▶ _AIM OF THE TASK_
Can you transcribe every record below exactly as it appears?

————

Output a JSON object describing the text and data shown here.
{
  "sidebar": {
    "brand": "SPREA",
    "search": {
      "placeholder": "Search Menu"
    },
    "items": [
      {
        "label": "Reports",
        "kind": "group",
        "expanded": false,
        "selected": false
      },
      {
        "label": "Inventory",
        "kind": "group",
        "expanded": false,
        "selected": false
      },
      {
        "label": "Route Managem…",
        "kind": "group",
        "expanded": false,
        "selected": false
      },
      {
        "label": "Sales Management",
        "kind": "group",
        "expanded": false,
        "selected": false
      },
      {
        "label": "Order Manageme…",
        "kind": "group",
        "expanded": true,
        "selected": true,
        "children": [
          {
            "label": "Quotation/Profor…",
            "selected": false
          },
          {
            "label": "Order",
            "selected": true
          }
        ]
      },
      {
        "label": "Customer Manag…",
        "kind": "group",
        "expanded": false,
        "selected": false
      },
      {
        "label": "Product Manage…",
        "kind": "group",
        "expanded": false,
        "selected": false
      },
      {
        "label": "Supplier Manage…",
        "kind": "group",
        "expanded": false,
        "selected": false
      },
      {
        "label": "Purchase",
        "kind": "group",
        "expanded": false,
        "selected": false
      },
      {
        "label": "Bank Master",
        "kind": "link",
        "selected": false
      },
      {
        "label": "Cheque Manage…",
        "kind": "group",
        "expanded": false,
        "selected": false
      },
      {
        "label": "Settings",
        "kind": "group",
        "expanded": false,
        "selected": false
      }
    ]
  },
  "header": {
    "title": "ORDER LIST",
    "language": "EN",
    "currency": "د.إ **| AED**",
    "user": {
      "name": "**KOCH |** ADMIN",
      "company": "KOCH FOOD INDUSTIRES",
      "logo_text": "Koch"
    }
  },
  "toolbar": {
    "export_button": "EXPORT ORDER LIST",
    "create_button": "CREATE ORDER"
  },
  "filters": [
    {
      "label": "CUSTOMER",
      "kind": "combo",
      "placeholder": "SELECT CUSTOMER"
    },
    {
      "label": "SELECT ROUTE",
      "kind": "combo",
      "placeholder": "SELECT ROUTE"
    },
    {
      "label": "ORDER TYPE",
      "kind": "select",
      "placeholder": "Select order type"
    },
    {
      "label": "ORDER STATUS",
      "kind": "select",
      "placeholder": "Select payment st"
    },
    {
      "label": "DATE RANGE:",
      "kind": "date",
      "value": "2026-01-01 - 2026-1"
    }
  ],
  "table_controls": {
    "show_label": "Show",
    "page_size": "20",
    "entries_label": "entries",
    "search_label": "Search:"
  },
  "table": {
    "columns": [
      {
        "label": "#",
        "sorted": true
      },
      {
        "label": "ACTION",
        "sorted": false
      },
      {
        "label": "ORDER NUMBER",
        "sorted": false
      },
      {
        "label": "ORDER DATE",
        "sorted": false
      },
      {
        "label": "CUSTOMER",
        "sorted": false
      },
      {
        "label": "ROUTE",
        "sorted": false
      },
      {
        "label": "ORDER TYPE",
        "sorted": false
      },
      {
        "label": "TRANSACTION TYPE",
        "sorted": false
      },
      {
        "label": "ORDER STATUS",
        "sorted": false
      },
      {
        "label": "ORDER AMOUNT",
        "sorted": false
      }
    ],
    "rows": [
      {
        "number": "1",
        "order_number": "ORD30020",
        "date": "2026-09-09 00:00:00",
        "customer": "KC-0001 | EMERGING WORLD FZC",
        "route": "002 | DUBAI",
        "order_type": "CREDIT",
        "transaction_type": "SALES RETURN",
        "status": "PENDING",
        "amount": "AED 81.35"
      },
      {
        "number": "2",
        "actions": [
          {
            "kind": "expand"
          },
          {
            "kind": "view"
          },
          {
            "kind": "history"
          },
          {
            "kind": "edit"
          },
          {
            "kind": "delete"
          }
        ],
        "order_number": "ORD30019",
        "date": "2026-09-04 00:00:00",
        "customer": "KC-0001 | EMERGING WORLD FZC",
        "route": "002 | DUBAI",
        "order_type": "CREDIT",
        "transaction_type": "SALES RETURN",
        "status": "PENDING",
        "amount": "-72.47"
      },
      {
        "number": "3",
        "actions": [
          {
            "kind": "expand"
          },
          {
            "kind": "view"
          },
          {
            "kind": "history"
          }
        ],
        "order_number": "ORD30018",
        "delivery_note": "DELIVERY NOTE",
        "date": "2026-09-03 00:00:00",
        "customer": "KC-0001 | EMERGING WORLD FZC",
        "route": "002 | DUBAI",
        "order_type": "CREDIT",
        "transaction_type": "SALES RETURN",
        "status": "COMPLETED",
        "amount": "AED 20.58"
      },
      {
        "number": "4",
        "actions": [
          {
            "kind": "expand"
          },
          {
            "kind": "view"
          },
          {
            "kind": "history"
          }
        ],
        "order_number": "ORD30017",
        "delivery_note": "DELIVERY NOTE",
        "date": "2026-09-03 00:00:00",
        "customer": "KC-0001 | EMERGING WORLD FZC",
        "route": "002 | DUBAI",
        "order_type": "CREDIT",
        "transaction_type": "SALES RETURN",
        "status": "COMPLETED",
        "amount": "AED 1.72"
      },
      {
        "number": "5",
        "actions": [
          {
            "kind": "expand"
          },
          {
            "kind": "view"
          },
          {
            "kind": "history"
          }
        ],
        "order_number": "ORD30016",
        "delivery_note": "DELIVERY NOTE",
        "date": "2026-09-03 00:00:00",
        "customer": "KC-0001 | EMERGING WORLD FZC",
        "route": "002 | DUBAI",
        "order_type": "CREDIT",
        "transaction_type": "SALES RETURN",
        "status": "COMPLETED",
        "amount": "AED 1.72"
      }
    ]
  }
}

————

▶ _OUTPUT_
Output a JSON object describing the text and data shown here.
{
  "sidebar": {
    "brand": "SPREA",
    "search": {
      "placeholder": "Search Menu"
    },
    "items": [
      {
        "label": "Reports",
        "kind": "group",
        "expanded": false,
        "selected": false
      },
      {
        "label": "Inventory",
        "kind": "group",
        "expanded": false,
        "selected": false
      },
      {
        "label": "Route Managem…",
        "kind": "group",
        "expanded": false,
        "selected": false
      },
      {
        "label": "Sales Management",
        "kind": "group",
        "expanded": false,
        "selected": false
      },
      {
        "label": "Order Manageme…",
        "kind": "group",
        "expanded": true,
        "selected": true,
        "children": [
          {
            "label": "Quotation/Profor…",
            "selected": false
          },
          {
            "label": "Order",
            "selected": true
          }
        ]
      },
      {
        "label": "Customer Manag…",
        "kind": "group",
        "expanded": false,
        "selected": false
      },
      {
        "label": "Product Manage…",
        "kind": "group",
        "expanded": false,
        "selected": false
      },
      {
        "label": "Supplier Manage…",
        "kind": "group",
        "expanded": false,
        "selected": false
      },
      {
        "label": "Purchase",
        "kind": "group",
        "expanded": false,
        "selected": false
      },
      {
        "label": "Bank Master",
        "kind": "link",
        "selected": false
      },
      {
        "label": "Cheque Manage…",
        "kind": "group",
        "expanded": false,
        "selected": false
      },
      {
        "label": "Settings",
        "kind": "group",
        "expanded": false,
        "selected": false
      }
    ]
  },
  "header": {
    "title": "ORDER LIST",
    "language": "EN",
    "currency": "د.إ **| AED**",
    "user": {
      "name": "**KOCH |** ADMIN",
      "company": "KOCH FOOD INDUSTIRES",
      "logo_text": "Koch"
    }
  },
  "toolbar": {
    "export_button": "EXPORT ORDER LIST",
    "create_button": "CREATE ORDER"
  },
  "filters": [
    {
      "label": "CUSTOMER",
      "kind": "combo",
      "placeholder": "SELECT CUSTOMER"
    },
    {
      "label": "SELECT ROUTE",
      "kind": "combo",
      "placeholder": "SELECT ROUTE"
    },
    {
      "label": "ORDER TYPE",
      "kind": "select",
      "placeholder": "Select order type"
    },
    {
      "label": "ORDER STATUS",
      "kind": "select",
      "placeholder": "Select payment st"
    },
    {
      "label": "DATE RANGE:",
      "kind": "date",
      "value": "2026-01-01 - 2026-1"
    }
  ],
  "table_controls": {
    "show_label": "Show",
    "page_size": "20",
    "entries_label": "entries",
    "search_label": "Search:"
  },
  "table": {
    "columns": [
      {
        "label": "#",
        "sorted": true
      },
      {
        "label": "ACTION",
        "sorted": false
      },
      {
        "label": "ORDER NUMBER",
        "sorted": false
      },
      {
        "label": "ORDER DATE",
        "sorted": false
      },
      {
        "label": "CUSTOMER",
        "sorted": false
      },
      {
        "label": "ROUTE",
        "sorted": false
      },
      {
        "label": "ORDER TYPE",
        "sorted": false
      },
      {
        "label": "TRANSACTION TYPE",
        "sorted": false
      },
      {
        "label": "ORDER STATUS",
        "sorted": false
      },
      {
        "label": "ORDER AMOUNT",
        "sorted": false
      }
    ],
    "rows": [
      {
        "number": "1",
        "order_number": "ORD30020",
        "date": "2026-09-09 00:00:00",
        "customer": "KC-0001 | EMERGING WORLD FZC",
        "route": "002 | DUBAI",
        "order_type": "CREDIT",
        "transaction_type": "SALES RETURN",
        "status": "PENDING",
        "amount": "AED 81.35"
      },
      {
        "number": "2",
        "actions": [
          {
            "kind": "expand"
          },
          {
            "kind": "view"
          },
          {
            "kind": "history"
          },
          {
            "kind": "edit"
          },
          {
            "kind": "delete"
          }
        ],
        "order_number": "ORD30019",
        "date": "2026-09-04 00:00:00",
        "customer": "KC-0001 | EMERGING WORLD FZC",
        "route": "002 | DUBAI",
        "order_type": "CREDIT",
        "transaction_type": "SALES RETURN",
        "status": "PENDING",
        "amount": "-72.47"
      },
      {
        "number": "3",
        "actions": [
          {
            "kind": "expand"
          },
          {
            "kind": "view"
          },
          {
            "kind": "history"
          }
        ],
        "order_number": "ORD30018",
        "delivery_note": "DELIVERY NOTE",
        "date": "2026-09-03 00:00:00",
        "customer": "KC-0001 | EMERGING WORLD FZC",
        "route": "002 | DUBAI",
        "order_type": "CREDIT",
        "transaction_type": "SALES RETURN",
        "status": "COMPLETED",
        "amount": "AED 20.58"
      },
      {
        "number": "4",
        "actions": [
          {
            "kind": "expand"
          },
          {
            "kind": "view"
          },
          {
            "kind": "history"
          }
        ],
        "order_number": "ORD30017",
        "delivery_note": "DELIVERY NOTE",
        "date": "2026-09-03 00:00:00",
        "customer": "KC-0001 | EMERGING WORLD FZC",
        "route": "002 | DUBAI",
        "order_type": "CREDIT",
        "transaction_type": "SALES RETURN",
        "status": "COMPLETED",
        "amount": "AED 1.72"
      },
      {
        "number": "5",
        "actions": [
          {
            "kind": "expand"
          },
          {
            "kind": "view"
          },
          {
            "kind": "history"
          }
        ],
        "order_number": "ORD30016",
        "delivery_note": "DELIVERY NOTE",
        "date": "2026-09-03 00:00:00",
        "customer": "KC-0001 | EMERGING WORLD FZC",
        "route": "002 | DUBAI",
        "order_type": "CREDIT",
        "transaction_type": "SALES RETURN",
        "status": "COMPLETED",
        "amount": "AED 1.72"
      }
    ]
  }
}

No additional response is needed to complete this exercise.